SHORT PROBLEM 1:
Repeat everything in the repository description from "Inside, every subsection" down to "to the originals.", word for word.
SHORT PROBLEM 2:
Translate this sentence from the repository description into Spanish: "A GitHub Atom feed of the commits lets readers track updates."

A collection of inspiring lists, manuals, cheatsheets, blogs, hacks, one-liners, cli/web tools and more.

A massive curated collection of tools, cheatsheets, one-liners, and reference links for sysadmins, DevOps engineers, and security/penetration testers, organized into chapters covering CLI tools, networking, containers, hacking, and more.

setup: easycomplexity 1/5

This repository is a personal knowledge base that the maintainer (trimstray) has turned into a public resource. The README opens with the line "Knowledge is powerful, be careful how you use it!" and describes the project as a collection of inspiring lists, manuals, cheatsheets, blogs, hacks, one-liners, CLI and web tools, and other reference material gathered in one place.

The intended audience is named directly in a "For whom?" section: anyone can find something useful, but the focus is on system administrators, network administrators, DevOps engineers, penetration testers, and security researchers. Contributions are welcome via pull request, with a few rules: keep the project inviting, clear, not tiring, useful, and easy to find. The repo is MIT licensed and is backed by both code contributors and financial contributors on Open Collective. A GitHub Atom feed of the commits lets readers track updates.

The body of the README is a large table of contents divided into main chapters. These include CLI Tools, GUI Tools, Web Tools, Systems and Services, Networks, Containers and Orchestration, Manuals/Howtos/Tutorials, Inspiring Lists, Blogs/Podcasts/Videos, Hacking and Penetration Testing, Your Daily Knowledge and News, Other Cheat Sheets, Shell One-liners, Shell Tricks, and Shell Functions. Each chapter then drills into many subsections.

Inside, every subsection is a hand-written list of named tools with a short description and a link out. The CLI Tools chapter, for instance, has subsections for Shells (with entries for GNU Bash, Zsh, tclsh, bash-it, Oh My ZSH, Oh My Fish, Starship, and powerlevel10k), Shell plugins (z for directory jumping, fzf for fuzzy finding, zsh-autosuggestions, zsh-syntax-highlighting, awesome-zsh-plugins), and many more. So the practical use of the repo is as a reference index: you go to the chapter that matches what you are doing, scan the curated list of tools and articles, and click through to the originals.

MATERIAL SUPPLIED:

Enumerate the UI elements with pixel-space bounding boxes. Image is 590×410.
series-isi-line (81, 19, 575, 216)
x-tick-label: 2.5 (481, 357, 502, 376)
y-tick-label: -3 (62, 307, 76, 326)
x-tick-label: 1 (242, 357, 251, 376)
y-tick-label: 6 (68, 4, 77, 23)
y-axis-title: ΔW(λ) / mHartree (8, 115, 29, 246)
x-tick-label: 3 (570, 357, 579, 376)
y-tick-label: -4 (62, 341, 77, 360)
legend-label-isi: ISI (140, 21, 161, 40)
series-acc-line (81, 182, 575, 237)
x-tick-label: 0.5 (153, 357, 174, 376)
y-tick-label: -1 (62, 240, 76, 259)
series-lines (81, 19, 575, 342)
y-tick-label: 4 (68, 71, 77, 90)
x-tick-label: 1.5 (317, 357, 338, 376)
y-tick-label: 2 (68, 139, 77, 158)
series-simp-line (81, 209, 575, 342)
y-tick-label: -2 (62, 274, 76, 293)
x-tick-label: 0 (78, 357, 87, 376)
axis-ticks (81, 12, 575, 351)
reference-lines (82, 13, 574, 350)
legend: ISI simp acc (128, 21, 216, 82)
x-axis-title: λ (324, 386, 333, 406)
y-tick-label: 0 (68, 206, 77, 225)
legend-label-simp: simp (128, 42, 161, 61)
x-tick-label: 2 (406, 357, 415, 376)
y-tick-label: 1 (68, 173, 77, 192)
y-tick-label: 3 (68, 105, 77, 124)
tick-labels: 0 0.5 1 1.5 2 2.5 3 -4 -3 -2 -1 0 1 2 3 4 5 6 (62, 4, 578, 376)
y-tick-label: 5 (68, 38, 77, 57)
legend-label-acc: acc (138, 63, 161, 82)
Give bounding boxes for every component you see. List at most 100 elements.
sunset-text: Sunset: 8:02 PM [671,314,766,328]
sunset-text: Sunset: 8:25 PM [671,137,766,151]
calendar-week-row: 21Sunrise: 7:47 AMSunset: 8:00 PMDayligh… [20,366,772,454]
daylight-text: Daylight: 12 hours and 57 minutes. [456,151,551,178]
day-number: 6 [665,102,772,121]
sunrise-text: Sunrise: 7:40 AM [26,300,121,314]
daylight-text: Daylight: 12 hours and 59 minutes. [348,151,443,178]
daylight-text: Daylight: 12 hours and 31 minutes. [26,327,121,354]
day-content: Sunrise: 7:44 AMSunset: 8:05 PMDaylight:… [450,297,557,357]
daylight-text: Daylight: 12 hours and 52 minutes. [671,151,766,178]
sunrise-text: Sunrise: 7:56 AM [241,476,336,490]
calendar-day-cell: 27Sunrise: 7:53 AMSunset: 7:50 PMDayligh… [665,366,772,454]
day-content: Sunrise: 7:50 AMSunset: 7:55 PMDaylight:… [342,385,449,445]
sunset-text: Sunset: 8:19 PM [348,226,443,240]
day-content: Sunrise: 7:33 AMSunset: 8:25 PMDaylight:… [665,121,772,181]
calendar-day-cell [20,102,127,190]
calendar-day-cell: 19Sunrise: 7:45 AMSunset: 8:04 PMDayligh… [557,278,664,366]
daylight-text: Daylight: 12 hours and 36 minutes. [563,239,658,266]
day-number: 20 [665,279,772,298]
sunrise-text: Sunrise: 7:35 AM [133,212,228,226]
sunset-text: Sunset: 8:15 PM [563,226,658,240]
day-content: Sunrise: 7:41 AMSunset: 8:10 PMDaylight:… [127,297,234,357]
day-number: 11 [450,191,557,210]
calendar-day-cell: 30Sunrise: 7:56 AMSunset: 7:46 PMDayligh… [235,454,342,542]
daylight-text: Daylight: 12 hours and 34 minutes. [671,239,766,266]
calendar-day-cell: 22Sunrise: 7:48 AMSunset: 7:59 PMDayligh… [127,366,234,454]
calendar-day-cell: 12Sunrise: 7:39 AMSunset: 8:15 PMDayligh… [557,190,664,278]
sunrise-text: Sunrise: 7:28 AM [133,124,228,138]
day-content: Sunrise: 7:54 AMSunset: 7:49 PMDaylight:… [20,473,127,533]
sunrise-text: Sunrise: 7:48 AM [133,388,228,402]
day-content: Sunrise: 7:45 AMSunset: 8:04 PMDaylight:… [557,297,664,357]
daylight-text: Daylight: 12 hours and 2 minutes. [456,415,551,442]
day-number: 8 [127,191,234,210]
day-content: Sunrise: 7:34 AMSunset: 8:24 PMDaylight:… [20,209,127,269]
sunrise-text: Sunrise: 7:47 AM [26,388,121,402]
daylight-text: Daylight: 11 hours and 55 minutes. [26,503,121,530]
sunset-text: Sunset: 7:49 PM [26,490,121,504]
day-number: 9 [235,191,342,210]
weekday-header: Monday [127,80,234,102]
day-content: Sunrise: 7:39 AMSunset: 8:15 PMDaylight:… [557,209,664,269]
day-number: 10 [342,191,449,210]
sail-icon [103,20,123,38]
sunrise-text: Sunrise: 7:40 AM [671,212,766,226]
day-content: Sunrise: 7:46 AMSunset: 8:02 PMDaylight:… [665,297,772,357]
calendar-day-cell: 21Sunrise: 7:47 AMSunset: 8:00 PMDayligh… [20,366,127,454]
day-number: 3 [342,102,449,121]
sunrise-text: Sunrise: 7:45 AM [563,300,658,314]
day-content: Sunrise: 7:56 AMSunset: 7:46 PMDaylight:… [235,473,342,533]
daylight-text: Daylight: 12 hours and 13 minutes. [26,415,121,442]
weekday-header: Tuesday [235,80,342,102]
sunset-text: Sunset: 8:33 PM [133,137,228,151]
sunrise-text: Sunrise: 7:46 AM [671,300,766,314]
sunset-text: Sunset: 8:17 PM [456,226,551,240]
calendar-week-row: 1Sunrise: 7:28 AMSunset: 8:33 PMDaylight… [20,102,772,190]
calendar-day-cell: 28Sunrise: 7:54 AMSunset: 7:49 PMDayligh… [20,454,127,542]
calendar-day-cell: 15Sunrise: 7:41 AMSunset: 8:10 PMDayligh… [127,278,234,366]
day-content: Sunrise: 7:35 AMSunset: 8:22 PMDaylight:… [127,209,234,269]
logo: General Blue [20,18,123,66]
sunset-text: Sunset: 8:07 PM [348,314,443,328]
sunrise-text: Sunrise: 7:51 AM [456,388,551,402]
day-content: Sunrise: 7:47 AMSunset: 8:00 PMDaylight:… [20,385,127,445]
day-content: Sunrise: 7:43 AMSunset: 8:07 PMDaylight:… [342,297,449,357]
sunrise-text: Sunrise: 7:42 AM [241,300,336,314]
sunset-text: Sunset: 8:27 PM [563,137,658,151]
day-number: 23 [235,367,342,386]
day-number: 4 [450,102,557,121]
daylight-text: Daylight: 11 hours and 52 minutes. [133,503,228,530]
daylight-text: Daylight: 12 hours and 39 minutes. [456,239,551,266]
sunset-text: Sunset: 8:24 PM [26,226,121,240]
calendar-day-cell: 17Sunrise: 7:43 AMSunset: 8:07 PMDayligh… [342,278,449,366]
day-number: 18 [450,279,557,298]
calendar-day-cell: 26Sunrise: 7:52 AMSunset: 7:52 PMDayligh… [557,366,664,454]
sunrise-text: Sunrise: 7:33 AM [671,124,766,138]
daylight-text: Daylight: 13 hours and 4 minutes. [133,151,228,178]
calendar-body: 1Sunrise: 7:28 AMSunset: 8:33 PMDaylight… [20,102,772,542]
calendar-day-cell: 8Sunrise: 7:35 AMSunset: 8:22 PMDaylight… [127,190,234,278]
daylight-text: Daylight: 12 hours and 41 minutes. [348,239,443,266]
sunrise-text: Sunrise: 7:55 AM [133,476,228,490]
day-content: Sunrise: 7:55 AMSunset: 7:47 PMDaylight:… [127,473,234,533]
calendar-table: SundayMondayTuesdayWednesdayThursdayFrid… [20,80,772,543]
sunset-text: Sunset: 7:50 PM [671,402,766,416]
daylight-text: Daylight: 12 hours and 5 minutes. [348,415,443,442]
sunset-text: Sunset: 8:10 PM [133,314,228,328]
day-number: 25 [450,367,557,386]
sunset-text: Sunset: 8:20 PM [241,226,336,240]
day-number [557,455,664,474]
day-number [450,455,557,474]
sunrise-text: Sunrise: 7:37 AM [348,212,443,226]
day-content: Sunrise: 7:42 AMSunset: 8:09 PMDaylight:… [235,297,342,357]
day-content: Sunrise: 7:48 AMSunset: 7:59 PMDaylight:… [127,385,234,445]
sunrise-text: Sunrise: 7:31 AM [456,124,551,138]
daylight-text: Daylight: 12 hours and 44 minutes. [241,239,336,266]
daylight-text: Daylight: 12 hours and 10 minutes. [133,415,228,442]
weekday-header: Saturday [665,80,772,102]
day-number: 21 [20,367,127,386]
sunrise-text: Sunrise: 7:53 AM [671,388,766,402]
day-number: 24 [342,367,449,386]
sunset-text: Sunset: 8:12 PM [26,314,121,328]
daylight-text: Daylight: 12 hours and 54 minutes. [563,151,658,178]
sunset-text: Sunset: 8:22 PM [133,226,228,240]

CORRECT RESULT 1:
Inside, every subsection is a hand-written list of named tools with a short description and a link out. The CLI Tools chapter, for instance, has subsections for Shells (with entries for GNU Bash, Zsh, tclsh, bash-it, Oh My ZSH, Oh My Fish, Starship, and powerlevel10k), Shell plugins (z for directory jumping, fzf for fuzzy finding, zsh-autosuggestions, zsh-syntax-highlighting, awesome-zsh-plugins), and many more. So the practical use of the repo is as a reference index: you go to the chapter that matches what you are doing, scan the curated list of tools and articles, and click through to the originals.

CORRECT RESULT 2:
Un feed Atom de GitHub con los commits permite a los lectores seguir las actualizaciones.